## Problem description:
Gather all lines with the word "JSON" in them.

Data listing
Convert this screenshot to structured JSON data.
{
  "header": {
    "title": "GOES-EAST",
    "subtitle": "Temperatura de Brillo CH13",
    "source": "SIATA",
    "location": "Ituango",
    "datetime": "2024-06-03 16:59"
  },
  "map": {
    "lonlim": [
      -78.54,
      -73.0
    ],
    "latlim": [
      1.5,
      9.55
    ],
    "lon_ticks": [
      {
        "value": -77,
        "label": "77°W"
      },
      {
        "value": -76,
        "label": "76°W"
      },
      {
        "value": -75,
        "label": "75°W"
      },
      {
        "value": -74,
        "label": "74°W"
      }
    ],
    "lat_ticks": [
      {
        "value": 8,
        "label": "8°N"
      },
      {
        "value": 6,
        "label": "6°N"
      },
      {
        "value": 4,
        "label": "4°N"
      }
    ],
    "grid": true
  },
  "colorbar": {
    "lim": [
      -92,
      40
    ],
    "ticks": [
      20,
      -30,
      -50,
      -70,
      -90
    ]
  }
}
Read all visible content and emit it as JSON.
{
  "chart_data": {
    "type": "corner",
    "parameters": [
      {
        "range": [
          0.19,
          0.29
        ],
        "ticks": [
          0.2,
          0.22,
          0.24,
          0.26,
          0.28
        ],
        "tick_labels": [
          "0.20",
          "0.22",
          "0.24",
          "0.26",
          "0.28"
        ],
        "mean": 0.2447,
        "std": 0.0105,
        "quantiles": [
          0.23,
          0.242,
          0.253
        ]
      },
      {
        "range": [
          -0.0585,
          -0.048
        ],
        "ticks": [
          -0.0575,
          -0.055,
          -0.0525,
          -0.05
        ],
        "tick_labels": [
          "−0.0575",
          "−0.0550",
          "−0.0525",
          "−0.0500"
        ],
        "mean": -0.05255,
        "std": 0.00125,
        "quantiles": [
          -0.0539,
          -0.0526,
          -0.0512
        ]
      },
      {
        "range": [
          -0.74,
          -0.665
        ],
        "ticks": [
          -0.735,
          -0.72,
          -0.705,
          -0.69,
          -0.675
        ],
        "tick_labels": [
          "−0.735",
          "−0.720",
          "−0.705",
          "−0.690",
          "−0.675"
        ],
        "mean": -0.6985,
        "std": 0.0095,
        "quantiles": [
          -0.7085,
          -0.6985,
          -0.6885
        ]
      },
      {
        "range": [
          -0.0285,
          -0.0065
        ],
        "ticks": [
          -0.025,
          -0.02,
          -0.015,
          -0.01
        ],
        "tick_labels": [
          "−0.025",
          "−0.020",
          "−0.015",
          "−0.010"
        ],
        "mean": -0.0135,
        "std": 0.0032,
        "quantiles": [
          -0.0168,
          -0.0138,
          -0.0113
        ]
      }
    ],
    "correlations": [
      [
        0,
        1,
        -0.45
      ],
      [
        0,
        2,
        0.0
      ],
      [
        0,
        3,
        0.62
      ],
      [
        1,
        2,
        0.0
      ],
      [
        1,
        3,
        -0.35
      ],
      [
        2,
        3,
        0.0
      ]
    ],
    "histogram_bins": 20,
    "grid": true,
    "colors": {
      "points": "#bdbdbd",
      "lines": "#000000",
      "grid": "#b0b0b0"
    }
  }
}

## Completed exercise:
Convert this screenshot to structured JSON data.
Read all visible content and emit it as JSON.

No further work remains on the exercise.